> What you are asked to do: In the material below, list every line carrying the string "name".

(Dataset entries on figures)
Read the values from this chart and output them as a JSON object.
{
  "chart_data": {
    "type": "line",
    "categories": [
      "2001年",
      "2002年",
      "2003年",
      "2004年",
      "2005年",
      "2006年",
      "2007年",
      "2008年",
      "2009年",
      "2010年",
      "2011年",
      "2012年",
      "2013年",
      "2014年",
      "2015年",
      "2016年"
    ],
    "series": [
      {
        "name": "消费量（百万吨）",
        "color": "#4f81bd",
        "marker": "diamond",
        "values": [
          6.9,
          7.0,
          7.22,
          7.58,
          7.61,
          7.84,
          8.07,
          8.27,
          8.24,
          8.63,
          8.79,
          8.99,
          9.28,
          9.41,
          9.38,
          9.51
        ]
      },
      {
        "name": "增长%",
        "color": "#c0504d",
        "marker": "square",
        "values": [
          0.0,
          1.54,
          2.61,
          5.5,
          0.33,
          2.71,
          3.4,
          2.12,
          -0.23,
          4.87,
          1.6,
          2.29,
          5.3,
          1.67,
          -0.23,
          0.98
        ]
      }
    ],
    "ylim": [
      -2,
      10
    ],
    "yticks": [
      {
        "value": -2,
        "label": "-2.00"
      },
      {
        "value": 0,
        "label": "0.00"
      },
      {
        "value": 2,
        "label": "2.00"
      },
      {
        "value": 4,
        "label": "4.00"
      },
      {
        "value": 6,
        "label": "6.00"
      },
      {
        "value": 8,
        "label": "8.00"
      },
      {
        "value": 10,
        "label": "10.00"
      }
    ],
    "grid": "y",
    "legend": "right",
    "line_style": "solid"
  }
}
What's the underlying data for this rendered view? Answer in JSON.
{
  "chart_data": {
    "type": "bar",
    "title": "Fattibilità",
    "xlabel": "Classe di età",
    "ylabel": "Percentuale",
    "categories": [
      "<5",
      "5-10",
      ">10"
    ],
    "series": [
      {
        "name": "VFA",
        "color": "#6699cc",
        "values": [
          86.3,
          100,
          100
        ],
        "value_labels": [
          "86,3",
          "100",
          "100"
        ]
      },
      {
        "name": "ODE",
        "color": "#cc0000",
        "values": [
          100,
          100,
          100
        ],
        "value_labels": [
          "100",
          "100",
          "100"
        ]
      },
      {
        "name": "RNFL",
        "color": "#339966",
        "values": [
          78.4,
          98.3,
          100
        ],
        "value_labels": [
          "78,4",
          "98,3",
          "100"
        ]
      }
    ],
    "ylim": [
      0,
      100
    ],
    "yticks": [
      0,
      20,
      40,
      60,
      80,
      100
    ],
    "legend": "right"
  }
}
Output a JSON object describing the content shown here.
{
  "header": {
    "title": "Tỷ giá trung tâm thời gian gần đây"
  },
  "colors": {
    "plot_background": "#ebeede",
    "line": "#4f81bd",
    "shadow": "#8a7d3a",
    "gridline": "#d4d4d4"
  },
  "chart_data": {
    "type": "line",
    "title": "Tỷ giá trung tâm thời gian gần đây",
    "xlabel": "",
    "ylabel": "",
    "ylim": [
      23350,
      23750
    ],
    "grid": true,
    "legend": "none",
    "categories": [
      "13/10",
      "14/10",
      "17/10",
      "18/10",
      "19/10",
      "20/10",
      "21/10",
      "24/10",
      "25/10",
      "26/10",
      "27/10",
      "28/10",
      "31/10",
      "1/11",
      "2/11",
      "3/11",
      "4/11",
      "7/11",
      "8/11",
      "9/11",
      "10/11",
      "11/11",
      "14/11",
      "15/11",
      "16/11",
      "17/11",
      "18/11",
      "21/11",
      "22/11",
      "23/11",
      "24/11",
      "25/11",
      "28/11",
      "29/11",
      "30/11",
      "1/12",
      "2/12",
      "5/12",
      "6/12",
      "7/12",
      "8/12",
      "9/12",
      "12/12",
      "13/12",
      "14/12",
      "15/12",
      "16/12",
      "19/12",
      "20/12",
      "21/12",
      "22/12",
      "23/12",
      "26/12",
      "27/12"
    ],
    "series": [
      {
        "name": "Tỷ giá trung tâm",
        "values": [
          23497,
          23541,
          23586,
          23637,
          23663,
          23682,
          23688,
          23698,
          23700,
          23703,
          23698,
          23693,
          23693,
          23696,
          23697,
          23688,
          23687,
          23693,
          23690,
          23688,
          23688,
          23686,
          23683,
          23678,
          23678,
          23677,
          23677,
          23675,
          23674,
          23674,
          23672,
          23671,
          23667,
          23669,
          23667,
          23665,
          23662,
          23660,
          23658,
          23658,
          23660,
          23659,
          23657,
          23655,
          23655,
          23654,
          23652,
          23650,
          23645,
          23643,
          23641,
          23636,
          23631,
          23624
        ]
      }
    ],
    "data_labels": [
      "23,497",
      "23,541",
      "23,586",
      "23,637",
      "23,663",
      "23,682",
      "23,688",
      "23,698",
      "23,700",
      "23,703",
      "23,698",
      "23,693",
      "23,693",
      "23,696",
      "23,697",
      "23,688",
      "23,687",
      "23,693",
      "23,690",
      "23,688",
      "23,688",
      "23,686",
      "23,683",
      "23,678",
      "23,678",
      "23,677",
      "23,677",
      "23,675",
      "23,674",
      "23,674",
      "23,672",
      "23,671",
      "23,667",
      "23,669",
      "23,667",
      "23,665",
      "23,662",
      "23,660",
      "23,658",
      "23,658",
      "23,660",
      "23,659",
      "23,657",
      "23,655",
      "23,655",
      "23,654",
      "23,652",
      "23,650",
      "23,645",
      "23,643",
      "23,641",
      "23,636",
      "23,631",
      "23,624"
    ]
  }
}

> Output below:
        "name": "消费量（百万吨）",
        "name": "增长%",
        "name": "VFA",
        "name": "ODE",
        "name": "RNFL",
        "name": "Tỷ giá trung tâm",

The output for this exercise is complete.